> [TASK INSTRUCTIONS]: Copy every line in which the string "participants" occurs.
-- Start RECORD SET --
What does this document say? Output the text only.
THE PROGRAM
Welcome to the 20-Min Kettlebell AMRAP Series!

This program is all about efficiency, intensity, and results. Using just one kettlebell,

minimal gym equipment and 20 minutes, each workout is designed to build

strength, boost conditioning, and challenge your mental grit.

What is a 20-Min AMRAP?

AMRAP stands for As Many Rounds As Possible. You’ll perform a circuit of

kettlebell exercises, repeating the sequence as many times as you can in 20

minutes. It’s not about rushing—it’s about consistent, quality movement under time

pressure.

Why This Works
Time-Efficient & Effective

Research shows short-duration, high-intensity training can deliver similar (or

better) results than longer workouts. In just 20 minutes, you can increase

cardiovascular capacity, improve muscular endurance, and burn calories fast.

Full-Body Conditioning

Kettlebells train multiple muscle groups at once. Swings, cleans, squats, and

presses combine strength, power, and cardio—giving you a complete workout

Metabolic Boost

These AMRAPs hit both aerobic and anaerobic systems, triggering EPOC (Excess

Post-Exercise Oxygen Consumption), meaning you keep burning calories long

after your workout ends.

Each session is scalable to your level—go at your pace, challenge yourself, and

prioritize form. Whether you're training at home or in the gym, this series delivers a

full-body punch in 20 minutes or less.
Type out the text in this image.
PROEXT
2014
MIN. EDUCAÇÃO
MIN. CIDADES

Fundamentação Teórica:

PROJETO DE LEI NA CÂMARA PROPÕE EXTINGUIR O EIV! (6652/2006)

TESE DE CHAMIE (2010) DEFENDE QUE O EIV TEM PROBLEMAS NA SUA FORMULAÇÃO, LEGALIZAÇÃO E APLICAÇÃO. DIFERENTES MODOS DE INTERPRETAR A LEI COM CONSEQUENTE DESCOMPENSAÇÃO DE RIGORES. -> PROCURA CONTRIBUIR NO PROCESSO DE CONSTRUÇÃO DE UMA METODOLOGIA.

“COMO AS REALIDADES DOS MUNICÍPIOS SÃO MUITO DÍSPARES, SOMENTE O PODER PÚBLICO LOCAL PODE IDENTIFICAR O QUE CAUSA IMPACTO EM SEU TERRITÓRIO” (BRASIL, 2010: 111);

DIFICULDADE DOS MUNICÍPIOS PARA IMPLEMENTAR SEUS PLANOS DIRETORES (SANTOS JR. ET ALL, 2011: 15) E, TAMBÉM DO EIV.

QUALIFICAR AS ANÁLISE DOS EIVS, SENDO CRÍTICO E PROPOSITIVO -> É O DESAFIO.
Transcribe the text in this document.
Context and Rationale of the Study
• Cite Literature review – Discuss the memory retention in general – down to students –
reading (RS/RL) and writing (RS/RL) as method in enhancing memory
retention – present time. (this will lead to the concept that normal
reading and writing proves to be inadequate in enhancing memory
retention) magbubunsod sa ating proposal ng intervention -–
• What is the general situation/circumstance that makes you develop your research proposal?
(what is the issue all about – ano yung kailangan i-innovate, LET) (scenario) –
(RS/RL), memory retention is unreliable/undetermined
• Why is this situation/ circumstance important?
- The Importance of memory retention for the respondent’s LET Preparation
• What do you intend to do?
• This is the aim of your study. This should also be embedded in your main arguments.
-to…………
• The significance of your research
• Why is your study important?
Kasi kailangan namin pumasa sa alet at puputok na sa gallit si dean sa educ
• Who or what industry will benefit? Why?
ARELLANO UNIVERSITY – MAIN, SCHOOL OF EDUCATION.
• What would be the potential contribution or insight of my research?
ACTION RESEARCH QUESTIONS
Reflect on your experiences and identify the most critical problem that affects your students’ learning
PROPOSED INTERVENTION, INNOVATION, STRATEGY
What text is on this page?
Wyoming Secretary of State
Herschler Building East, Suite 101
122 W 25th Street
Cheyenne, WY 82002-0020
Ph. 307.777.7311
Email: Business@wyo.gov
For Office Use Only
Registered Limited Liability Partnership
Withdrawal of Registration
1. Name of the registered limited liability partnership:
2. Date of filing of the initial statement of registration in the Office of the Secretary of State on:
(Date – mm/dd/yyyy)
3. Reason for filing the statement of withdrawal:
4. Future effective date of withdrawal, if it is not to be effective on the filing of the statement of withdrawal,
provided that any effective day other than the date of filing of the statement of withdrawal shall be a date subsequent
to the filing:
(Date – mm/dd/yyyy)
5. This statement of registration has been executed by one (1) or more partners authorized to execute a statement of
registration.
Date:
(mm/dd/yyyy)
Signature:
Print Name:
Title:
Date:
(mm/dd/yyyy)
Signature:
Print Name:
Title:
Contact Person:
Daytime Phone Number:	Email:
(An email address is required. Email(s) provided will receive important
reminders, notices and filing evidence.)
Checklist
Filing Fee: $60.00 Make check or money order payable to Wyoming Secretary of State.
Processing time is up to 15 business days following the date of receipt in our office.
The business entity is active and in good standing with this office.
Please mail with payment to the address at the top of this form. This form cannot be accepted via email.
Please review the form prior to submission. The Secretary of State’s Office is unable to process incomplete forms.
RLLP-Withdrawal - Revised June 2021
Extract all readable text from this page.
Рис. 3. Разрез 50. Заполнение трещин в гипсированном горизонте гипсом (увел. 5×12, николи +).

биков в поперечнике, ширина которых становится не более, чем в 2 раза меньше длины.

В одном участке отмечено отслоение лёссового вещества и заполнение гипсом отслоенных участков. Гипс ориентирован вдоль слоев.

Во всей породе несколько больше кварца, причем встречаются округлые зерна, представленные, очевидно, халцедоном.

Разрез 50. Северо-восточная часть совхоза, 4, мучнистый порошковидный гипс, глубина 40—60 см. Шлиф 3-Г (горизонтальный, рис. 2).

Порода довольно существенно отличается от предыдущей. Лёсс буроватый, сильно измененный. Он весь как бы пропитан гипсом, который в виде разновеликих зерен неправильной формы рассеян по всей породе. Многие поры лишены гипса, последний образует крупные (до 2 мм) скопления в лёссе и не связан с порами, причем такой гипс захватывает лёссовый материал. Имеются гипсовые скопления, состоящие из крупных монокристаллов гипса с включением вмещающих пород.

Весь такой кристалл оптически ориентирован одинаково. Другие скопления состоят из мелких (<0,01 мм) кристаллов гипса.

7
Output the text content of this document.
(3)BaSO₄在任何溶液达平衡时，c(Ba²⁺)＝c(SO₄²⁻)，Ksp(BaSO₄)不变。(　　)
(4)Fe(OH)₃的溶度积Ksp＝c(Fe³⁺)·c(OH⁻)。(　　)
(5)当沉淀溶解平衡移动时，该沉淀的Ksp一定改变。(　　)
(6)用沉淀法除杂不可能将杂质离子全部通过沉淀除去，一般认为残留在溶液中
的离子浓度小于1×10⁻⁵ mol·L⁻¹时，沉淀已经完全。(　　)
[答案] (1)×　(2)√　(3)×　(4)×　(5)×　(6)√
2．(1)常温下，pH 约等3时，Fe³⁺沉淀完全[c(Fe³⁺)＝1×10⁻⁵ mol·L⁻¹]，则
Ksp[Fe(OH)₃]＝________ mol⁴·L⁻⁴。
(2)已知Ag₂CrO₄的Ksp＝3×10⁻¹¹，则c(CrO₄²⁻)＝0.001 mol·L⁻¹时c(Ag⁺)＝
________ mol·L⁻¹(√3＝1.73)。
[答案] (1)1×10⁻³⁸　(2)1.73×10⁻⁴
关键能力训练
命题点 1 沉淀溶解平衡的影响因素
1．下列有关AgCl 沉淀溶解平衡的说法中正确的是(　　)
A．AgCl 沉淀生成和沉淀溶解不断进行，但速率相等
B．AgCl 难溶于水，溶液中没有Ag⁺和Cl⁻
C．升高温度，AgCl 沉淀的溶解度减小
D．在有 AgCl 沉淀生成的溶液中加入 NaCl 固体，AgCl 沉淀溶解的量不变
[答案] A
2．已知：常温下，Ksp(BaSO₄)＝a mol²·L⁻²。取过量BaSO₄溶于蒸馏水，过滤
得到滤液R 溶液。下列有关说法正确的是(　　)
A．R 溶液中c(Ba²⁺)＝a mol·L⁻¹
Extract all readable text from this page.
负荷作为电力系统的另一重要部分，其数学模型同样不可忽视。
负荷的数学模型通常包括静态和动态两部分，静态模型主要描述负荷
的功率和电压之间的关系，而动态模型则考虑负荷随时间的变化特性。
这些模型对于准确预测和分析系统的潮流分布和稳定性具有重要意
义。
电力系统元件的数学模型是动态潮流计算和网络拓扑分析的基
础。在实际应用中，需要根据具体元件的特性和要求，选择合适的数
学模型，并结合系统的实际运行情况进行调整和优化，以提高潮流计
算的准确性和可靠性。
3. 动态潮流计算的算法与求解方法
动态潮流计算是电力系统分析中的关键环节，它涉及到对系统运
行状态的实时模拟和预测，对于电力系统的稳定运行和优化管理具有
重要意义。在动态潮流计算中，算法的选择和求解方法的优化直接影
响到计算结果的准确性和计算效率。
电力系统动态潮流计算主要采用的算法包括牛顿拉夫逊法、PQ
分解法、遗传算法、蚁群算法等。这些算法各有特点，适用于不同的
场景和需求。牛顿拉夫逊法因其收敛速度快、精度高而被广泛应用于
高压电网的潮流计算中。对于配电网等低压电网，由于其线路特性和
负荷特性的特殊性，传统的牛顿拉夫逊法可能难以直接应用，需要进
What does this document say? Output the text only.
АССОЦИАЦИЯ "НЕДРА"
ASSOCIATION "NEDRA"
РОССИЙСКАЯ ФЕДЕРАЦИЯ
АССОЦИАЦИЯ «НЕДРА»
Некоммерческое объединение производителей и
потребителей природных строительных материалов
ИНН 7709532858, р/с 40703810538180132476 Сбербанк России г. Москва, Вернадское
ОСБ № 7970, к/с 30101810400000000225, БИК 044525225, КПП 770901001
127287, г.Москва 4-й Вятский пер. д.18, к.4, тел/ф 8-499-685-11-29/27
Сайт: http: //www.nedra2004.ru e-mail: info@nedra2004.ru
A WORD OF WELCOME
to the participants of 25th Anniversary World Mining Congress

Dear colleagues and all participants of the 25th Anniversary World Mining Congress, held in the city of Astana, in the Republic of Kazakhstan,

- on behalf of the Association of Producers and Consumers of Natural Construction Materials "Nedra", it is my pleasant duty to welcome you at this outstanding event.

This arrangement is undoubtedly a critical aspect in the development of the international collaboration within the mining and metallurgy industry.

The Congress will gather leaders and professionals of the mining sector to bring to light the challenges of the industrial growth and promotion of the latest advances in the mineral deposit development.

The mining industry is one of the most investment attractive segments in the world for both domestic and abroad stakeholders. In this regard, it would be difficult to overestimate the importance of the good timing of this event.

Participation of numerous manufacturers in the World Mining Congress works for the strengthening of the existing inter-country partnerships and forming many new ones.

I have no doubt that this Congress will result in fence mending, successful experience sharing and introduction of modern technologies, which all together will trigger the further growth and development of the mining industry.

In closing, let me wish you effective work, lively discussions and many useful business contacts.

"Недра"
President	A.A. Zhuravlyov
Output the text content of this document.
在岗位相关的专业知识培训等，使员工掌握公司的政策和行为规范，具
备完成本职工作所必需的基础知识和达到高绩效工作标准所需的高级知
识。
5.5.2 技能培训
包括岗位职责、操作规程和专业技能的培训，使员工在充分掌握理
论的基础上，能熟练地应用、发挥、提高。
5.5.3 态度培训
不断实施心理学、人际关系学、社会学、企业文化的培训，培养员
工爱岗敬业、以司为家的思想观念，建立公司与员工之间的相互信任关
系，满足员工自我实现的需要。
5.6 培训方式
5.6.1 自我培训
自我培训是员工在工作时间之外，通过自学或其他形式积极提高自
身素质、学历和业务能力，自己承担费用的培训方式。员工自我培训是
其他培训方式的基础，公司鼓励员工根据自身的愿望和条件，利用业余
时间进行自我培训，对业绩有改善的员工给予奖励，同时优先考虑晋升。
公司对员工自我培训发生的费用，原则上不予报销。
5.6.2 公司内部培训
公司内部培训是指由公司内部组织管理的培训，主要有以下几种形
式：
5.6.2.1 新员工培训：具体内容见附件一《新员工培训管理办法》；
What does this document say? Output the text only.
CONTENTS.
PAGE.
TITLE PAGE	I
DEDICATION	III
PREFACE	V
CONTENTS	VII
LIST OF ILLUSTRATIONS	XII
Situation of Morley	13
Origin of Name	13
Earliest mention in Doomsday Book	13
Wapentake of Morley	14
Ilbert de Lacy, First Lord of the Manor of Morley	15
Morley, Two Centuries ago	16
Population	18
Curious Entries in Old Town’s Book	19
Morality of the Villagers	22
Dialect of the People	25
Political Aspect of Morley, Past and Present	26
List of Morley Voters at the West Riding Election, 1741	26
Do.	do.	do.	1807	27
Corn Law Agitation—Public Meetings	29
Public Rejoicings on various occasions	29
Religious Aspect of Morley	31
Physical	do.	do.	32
-- End RECORD SET --
> [COMPLETE ANSWER]:
to the participants of 25th Anniversary World Mining Congress
Dear colleagues and all participants of the 25th Anniversary World Mining Congress, held in the city of Astana, in the Republic of Kazakhstan,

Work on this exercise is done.